| Task to complete |
Collect every line in the records below that contains the word "this".

────────────────────────────────────────

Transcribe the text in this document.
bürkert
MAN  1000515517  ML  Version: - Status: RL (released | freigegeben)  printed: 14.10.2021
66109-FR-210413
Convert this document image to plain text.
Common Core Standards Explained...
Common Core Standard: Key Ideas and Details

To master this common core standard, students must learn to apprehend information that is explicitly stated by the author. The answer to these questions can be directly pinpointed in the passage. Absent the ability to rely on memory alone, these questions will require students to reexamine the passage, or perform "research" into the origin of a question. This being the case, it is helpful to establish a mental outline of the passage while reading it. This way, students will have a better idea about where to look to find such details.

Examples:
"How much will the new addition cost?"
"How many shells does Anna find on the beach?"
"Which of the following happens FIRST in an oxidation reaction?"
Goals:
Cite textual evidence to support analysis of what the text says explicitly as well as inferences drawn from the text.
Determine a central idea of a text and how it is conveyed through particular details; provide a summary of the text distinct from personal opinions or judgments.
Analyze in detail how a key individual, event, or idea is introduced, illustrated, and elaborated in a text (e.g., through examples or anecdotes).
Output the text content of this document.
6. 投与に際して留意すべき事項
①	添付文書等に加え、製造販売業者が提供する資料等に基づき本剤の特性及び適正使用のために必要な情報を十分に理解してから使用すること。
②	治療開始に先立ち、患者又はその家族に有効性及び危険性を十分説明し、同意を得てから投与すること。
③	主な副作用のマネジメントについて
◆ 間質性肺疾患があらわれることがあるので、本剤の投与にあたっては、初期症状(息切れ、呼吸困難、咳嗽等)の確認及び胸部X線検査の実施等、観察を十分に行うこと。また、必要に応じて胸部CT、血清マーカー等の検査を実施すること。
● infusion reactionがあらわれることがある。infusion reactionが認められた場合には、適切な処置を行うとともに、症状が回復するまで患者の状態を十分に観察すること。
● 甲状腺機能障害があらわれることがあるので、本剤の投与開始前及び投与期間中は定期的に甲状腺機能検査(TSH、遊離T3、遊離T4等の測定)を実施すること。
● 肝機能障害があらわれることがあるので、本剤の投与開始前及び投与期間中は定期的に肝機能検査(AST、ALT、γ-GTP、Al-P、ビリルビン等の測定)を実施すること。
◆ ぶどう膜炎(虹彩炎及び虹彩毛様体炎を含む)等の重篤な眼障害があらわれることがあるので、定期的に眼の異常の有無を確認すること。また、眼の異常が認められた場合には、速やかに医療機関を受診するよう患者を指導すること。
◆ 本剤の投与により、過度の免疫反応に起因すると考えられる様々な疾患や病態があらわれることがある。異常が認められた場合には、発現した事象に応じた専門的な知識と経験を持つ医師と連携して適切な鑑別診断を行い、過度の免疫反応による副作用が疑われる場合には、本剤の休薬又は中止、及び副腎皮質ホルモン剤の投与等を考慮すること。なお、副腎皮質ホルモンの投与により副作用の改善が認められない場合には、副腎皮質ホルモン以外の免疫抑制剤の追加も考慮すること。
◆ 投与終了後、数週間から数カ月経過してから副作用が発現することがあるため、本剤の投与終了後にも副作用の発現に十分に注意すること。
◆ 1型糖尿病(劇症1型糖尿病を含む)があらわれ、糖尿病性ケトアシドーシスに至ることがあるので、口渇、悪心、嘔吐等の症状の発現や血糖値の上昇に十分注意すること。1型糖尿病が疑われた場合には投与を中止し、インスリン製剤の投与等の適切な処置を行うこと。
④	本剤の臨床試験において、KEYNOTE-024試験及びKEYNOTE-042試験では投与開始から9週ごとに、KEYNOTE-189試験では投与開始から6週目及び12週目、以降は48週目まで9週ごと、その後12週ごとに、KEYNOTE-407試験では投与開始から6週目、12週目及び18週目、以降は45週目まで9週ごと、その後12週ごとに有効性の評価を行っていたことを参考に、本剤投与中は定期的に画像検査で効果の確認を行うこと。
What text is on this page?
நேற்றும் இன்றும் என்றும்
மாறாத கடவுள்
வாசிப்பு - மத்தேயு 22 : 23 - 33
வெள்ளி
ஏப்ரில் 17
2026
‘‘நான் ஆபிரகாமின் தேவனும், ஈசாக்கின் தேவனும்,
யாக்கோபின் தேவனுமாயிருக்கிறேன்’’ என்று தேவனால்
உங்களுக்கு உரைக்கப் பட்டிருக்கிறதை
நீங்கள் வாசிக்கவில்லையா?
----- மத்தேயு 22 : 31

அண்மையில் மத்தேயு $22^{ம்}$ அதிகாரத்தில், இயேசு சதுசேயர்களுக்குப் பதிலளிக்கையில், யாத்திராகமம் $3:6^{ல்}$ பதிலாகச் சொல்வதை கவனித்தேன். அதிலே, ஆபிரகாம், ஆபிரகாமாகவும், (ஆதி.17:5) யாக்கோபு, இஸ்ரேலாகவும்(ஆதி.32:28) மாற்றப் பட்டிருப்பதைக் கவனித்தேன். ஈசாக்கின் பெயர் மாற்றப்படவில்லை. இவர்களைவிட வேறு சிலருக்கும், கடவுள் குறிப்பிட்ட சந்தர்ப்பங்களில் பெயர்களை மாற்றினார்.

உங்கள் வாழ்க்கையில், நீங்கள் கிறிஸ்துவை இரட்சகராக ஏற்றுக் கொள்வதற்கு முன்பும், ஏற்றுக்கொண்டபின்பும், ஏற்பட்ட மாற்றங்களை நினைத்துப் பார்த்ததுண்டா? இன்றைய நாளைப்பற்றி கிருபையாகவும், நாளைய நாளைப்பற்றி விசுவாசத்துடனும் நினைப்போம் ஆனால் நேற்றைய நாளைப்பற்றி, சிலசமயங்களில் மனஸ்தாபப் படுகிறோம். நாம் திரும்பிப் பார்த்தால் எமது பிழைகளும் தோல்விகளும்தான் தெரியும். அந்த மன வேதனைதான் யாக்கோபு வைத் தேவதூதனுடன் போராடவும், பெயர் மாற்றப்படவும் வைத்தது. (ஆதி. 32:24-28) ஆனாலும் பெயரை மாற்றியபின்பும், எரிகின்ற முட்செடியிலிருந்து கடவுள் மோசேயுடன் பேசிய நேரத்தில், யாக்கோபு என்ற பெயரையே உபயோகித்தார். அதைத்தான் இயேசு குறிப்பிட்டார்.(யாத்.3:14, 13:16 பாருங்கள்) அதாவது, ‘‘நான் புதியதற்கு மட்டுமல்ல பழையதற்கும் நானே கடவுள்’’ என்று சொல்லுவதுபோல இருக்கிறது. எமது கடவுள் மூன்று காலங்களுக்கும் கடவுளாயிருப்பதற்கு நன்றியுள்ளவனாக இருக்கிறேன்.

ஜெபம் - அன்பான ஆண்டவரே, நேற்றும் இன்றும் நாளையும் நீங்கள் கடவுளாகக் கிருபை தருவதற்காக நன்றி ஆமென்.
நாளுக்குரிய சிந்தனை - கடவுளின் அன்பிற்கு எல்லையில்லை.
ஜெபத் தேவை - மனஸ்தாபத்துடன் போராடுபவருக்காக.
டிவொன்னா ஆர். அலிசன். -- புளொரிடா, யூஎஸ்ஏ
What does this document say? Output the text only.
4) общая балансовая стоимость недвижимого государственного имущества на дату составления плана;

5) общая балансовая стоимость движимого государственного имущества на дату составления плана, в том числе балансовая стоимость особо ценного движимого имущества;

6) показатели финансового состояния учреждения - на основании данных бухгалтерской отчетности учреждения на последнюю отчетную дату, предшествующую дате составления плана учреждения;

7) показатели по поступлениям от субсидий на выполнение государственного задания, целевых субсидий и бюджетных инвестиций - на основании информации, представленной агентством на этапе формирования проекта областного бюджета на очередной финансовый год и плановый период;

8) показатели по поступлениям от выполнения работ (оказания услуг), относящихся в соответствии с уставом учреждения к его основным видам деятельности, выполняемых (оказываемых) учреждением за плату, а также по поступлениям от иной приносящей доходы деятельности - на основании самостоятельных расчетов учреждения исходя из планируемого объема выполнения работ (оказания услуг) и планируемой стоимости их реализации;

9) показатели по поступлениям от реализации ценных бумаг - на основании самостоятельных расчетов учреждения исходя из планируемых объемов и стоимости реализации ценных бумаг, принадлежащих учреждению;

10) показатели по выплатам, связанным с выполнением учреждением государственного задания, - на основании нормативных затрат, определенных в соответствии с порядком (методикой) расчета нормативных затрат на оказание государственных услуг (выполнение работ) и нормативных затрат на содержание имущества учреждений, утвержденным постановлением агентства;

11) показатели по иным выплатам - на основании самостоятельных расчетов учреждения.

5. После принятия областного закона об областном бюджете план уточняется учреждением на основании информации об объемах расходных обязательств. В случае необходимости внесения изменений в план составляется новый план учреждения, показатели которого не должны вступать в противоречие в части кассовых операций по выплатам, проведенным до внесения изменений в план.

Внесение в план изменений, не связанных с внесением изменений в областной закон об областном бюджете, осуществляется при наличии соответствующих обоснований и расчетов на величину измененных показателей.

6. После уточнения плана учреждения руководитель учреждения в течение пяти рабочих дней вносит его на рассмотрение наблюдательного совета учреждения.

────────────────────────────────────────

| Response |
Transcribe the text in this document.
Convert this document image to plain text.
To master this common core standard, students must learn to apprehend information that is explicitly stated by the author. The answer to these questions can be directly pinpointed in the passage. Absent the ability to rely on memory alone, these questions will require students to reexamine the passage, or perform "research" into the origin of a question. This being the case, it is helpful to establish a mental outline of the passage while reading it. This way, students will have a better idea about where to look to find such details.
Output the text content of this document.
What text is on this page?
What does this document say? Output the text only.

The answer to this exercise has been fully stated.